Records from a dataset
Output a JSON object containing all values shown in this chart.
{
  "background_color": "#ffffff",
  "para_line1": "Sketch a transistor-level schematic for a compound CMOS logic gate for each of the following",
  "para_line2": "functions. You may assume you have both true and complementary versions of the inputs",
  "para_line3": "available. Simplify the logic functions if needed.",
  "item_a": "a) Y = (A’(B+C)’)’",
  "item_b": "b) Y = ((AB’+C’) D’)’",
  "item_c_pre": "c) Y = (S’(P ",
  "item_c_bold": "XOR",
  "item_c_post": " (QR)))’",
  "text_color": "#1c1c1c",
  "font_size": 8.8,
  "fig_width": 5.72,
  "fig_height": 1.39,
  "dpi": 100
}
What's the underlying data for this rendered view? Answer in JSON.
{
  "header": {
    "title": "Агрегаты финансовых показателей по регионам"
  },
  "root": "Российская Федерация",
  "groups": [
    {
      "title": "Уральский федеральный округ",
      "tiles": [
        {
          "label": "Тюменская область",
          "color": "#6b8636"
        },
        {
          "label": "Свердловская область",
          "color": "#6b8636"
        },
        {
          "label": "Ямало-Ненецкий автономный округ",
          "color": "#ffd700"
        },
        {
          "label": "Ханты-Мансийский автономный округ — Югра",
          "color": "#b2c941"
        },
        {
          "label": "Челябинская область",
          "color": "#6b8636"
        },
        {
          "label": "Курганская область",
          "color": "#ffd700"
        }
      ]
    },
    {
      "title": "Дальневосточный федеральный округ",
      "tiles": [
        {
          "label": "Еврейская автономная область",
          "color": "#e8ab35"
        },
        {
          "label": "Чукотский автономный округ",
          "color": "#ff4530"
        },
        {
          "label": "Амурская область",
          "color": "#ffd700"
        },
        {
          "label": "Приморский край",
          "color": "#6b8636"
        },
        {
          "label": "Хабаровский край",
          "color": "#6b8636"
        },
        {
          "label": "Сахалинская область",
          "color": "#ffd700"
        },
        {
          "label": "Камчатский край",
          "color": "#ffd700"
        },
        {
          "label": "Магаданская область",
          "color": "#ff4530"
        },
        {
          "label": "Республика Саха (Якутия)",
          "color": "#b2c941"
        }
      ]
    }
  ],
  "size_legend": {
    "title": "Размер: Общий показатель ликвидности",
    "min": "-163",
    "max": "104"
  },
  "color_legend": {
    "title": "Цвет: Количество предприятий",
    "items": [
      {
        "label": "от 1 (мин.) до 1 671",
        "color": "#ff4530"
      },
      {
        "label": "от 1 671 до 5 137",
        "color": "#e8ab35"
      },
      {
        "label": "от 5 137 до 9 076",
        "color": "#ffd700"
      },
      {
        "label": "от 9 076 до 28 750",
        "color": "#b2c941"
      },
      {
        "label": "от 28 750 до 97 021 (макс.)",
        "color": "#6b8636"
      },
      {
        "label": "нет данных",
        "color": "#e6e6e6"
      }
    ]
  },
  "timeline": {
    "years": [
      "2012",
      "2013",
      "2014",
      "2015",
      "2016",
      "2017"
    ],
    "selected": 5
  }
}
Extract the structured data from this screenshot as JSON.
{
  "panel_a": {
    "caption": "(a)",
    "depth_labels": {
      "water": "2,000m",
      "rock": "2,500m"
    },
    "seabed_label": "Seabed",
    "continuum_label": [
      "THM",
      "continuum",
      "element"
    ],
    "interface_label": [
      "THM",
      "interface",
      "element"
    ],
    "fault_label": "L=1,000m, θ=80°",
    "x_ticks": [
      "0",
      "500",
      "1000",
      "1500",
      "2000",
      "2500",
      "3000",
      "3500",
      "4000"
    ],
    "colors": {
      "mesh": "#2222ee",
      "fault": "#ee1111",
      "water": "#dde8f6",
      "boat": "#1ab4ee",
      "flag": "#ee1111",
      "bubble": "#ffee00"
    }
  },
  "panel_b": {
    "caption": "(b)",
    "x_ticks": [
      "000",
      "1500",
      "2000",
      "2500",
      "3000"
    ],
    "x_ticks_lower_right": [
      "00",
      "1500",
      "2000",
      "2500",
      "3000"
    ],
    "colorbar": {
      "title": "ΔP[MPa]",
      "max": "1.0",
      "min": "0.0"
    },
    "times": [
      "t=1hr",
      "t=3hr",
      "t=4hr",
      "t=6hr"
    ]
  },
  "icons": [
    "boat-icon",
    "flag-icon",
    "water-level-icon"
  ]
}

» **Exercise**: Copy each line of the listing that contains the string "level".

» **Task response**:
  "para_line1": "Sketch a transistor-level schematic for a compound CMOS logic gate for each of the following",
    "water-level-icon"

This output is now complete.